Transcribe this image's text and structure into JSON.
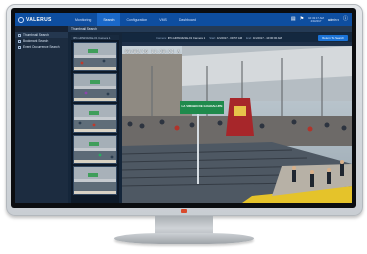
{
  "app": {
    "brand": "VALERUS"
  },
  "nav": {
    "tabs": [
      {
        "label": "Monitoring"
      },
      {
        "label": "Search"
      },
      {
        "label": "Configuration"
      },
      {
        "label": "VMS"
      },
      {
        "label": "Dashboard"
      }
    ],
    "active_tab": "Search",
    "time": [
      "10:43:17 AM",
      "4/4/2017"
    ],
    "user": "admin ▾"
  },
  "sidebar": {
    "items": [
      {
        "label": "Thumbnail Search",
        "icon": "grid-icon"
      },
      {
        "label": "Bookmark Search",
        "icon": "bookmark-icon"
      },
      {
        "label": "Event Occurrence Search",
        "icon": "event-icon"
      }
    ]
  },
  "search": {
    "title": "Thumbnail Search"
  },
  "viewer": {
    "camera_label": "Camera:",
    "camera_value": "IPC-HDW4421E-01 Camera 1",
    "start_label": "Start:",
    "start_value": "4/1/2017 - 09:57 AM",
    "end_label": "End:",
    "end_value": "4/1/2017 - 10:00:00 AM",
    "button": "Return To Search",
    "timestamp": "03/01/16 11:28:21 A",
    "banner": "LA VIRGEN DE GUADALUPE"
  },
  "colors": {
    "topbar": "#0e4ea0",
    "active_tab": "#1a68c8",
    "sidebar": "#1c2c40",
    "accent_button": "#1a72d6"
  }
}
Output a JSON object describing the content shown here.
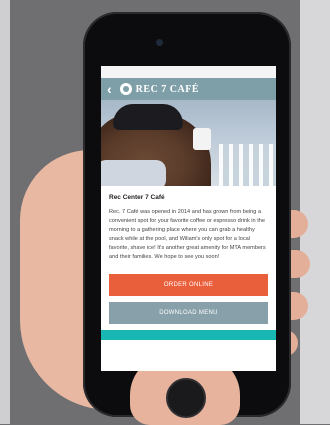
{
  "app": {
    "title": "REC 7 CAFÉ"
  },
  "content": {
    "heading": "Rec Center 7 Café",
    "description": "Rec. 7 Café was opened in 2014 and has grown from being a convenient spot for your favorite coffee or espresso drink in the morning to a gathering place where you can grab a healthy snack while at the pool, and Wiliam's only spot for a local favorite, shave ice! It's another great amenity for MTA members and their families. We hope to see you soon!"
  },
  "buttons": {
    "order_online": "ORDER ONLINE",
    "download_menu": "DOWNLOAD MENU"
  },
  "colors": {
    "nav": "#7f9fa8",
    "order": "#e95e3b",
    "menu": "#87a0a9",
    "teal": "#18b7b3"
  },
  "icons": {
    "back": "chevron-left-icon",
    "logo": "cafe-logo-icon"
  }
}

--

_EXERCISE TASK:_
Copy out all the data exactly; skip the pictures.

_IN RESPONSE:_
Transcribe this image's text and structure into JSON.
{
  "app": {
    "brand": "VALERUS"
  },
  "nav": {
    "tabs": [
      {
        "label": "Monitoring"
      },
      {
        "label": "Search"
      },
      {
        "label": "Configuration"
      },
      {
        "label": "VMS"
      },
      {
        "label": "Dashboard"
      }
    ],
    "active_tab": "Search",
    "time": [
      "10:43:17 AM",
      "4/4/2017"
    ],
    "user": "admin ▾"
  },
  "sidebar": {
    "items": [
      {
        "label": "Thumbnail Search",
        "icon": "grid-icon"
      },
      {
        "label": "Bookmark Search",
        "icon": "bookmark-icon"
      },
      {
        "label": "Event Occurrence Search",
        "icon": "event-icon"
      }
    ]
  },
  "search": {
    "title": "Thumbnail Search"
  },
  "viewer": {
    "camera_label": "Camera:",
    "camera_value": "IPC-HDW4421E-01 Camera 1",
    "start_label": "Start:",
    "start_value": "4/1/2017 - 09:57 AM",
    "end_label": "End:",
    "end_value": "4/1/2017 - 10:00:00 AM",
    "button": "Return To Search",
    "timestamp": "03/01/16 11:28:21 A",
    "banner": "LA VIRGEN DE GUADALUPE"
  },
  "colors": {
    "topbar": "#0e4ea0",
    "active_tab": "#1a68c8",
    "sidebar": "#1c2c40",
    "accent_button": "#1a72d6"
  }
}
Output a JSON object describing the content shown here.
{
  "app": {
    "title": "REC 7 CAFÉ"
  },
  "content": {
    "heading": "Rec Center 7 Café",
    "description": "Rec. 7 Café was opened in 2014 and has grown from being a convenient spot for your favorite coffee or espresso drink in the morning to a gathering place where you can grab a healthy snack while at the pool, and Wiliam's only spot for a local favorite, shave ice! It's another great amenity for MTA members and their families. We hope to see you soon!"
  },
  "buttons": {
    "order_online": "ORDER ONLINE",
    "download_menu": "DOWNLOAD MENU"
  },
  "colors": {
    "nav": "#7f9fa8",
    "order": "#e95e3b",
    "menu": "#87a0a9",
    "teal": "#18b7b3"
  },
  "icons": {
    "back": "chevron-left-icon",
    "logo": "cafe-logo-icon"
  }
}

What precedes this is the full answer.